→ **BRIEF**:
Can you write out the rows below word for word, starting with the first one and going on through the line with "piece-face: 銀将 <box>298 98 324 130</box>", both included?

──────── TASK DATA ────────

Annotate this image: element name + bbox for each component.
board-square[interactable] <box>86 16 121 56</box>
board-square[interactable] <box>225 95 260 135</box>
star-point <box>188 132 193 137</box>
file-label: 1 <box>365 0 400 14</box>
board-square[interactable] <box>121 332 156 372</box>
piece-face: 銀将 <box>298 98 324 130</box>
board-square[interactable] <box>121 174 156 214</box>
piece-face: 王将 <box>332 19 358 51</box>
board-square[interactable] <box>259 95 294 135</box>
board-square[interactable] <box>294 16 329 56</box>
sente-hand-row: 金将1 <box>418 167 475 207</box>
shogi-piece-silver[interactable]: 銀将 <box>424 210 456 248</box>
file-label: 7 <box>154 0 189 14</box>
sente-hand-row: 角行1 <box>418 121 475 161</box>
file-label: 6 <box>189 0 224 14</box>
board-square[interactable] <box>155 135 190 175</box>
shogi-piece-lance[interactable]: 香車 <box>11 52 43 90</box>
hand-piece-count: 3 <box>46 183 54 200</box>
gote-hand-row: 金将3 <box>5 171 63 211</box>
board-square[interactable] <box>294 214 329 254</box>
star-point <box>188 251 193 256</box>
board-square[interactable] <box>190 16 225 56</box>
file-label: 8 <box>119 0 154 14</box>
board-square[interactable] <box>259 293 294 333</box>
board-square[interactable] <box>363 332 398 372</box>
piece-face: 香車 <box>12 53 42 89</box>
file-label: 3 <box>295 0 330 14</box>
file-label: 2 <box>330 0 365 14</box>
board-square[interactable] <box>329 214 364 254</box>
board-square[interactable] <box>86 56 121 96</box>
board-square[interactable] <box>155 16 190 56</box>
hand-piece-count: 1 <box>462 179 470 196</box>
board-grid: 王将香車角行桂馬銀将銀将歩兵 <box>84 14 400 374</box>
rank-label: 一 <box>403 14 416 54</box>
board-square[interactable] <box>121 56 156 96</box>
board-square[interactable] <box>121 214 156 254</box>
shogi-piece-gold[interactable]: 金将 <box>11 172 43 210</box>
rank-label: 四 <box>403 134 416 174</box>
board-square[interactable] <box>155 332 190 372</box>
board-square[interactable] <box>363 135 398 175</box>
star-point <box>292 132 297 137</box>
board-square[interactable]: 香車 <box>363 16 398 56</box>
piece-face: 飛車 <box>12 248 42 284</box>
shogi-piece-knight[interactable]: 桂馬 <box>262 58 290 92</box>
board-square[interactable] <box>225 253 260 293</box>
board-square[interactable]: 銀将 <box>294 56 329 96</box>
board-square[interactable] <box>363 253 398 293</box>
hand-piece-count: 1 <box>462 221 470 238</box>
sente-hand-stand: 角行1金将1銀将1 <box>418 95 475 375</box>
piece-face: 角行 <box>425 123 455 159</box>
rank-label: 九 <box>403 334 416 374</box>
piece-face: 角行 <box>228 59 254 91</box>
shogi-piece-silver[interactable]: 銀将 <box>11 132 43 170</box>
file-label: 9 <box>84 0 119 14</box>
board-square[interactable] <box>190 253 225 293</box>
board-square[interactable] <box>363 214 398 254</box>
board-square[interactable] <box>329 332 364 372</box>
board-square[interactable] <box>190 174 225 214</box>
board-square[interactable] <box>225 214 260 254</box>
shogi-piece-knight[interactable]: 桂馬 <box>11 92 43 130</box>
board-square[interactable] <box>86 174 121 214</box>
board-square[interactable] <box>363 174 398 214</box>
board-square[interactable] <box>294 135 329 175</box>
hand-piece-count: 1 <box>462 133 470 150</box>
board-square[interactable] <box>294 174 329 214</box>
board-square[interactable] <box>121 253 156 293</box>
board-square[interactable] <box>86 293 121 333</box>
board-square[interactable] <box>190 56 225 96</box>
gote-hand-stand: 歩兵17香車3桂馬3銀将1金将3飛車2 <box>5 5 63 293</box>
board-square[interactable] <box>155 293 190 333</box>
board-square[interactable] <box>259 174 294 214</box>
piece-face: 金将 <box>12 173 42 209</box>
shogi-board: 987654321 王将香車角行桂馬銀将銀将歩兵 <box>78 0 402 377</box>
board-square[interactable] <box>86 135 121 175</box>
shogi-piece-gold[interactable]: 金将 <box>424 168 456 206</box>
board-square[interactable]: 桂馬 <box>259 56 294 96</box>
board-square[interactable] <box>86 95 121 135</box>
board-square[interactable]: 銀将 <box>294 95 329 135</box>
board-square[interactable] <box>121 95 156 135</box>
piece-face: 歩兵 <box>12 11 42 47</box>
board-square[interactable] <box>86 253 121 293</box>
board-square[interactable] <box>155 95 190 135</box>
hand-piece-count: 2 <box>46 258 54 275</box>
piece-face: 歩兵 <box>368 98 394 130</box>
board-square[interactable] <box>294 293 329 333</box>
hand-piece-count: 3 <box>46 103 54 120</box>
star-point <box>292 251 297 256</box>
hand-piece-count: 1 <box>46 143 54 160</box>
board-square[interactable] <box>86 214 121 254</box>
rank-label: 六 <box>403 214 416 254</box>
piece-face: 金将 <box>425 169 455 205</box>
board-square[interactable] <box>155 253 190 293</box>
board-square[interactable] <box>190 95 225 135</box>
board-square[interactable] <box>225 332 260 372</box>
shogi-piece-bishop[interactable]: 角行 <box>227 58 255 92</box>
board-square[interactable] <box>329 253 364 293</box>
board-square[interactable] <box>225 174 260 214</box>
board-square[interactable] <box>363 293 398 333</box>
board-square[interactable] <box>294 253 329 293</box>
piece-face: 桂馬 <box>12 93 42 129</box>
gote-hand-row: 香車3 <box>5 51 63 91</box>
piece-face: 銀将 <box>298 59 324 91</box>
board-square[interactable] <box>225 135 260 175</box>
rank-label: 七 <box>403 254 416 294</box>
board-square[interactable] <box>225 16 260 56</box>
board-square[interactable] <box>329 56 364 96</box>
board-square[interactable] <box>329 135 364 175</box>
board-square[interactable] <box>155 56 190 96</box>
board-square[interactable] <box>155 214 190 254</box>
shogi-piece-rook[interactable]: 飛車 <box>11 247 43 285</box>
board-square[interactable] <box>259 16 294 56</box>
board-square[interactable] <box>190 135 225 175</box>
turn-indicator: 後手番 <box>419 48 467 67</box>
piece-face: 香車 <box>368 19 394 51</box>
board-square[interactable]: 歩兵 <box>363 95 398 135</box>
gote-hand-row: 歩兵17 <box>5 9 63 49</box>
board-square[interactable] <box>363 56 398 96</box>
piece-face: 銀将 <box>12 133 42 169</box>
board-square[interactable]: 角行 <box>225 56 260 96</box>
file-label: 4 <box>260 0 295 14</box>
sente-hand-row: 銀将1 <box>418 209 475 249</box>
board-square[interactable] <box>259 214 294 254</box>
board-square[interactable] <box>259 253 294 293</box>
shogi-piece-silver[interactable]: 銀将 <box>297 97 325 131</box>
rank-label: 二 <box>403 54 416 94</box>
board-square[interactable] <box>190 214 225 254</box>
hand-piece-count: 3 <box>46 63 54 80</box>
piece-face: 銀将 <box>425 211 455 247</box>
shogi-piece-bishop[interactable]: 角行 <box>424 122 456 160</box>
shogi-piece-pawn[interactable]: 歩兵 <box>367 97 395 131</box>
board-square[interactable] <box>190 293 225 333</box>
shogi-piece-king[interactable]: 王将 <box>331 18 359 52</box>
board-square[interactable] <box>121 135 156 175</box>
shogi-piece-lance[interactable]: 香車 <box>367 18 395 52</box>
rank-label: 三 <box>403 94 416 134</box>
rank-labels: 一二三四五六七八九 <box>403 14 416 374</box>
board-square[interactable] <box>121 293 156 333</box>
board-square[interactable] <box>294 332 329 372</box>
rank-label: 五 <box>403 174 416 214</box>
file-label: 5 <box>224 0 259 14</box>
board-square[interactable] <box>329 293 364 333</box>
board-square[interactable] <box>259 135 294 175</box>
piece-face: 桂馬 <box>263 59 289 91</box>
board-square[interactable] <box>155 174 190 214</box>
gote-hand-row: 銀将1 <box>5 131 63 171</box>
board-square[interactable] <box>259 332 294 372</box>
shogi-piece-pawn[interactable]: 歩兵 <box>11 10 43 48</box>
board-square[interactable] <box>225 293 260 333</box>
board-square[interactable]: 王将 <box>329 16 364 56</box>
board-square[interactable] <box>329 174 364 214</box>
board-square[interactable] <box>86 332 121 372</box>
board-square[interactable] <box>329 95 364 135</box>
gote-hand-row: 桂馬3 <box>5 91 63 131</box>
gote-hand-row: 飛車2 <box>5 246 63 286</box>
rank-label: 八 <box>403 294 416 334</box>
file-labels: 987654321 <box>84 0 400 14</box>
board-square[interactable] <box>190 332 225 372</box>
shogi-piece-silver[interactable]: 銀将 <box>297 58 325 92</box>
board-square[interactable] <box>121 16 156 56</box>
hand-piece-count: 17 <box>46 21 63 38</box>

────────

→ **THE SOLUTION**:
Annotate this image: element name + bbox for each component.
board-square[interactable] <box>86 16 121 56</box>
board-square[interactable] <box>225 95 260 135</box>
star-point <box>188 132 193 137</box>
file-label: 1 <box>365 0 400 14</box>
board-square[interactable] <box>121 332 156 372</box>
piece-face: 銀将 <box>298 98 324 130</box>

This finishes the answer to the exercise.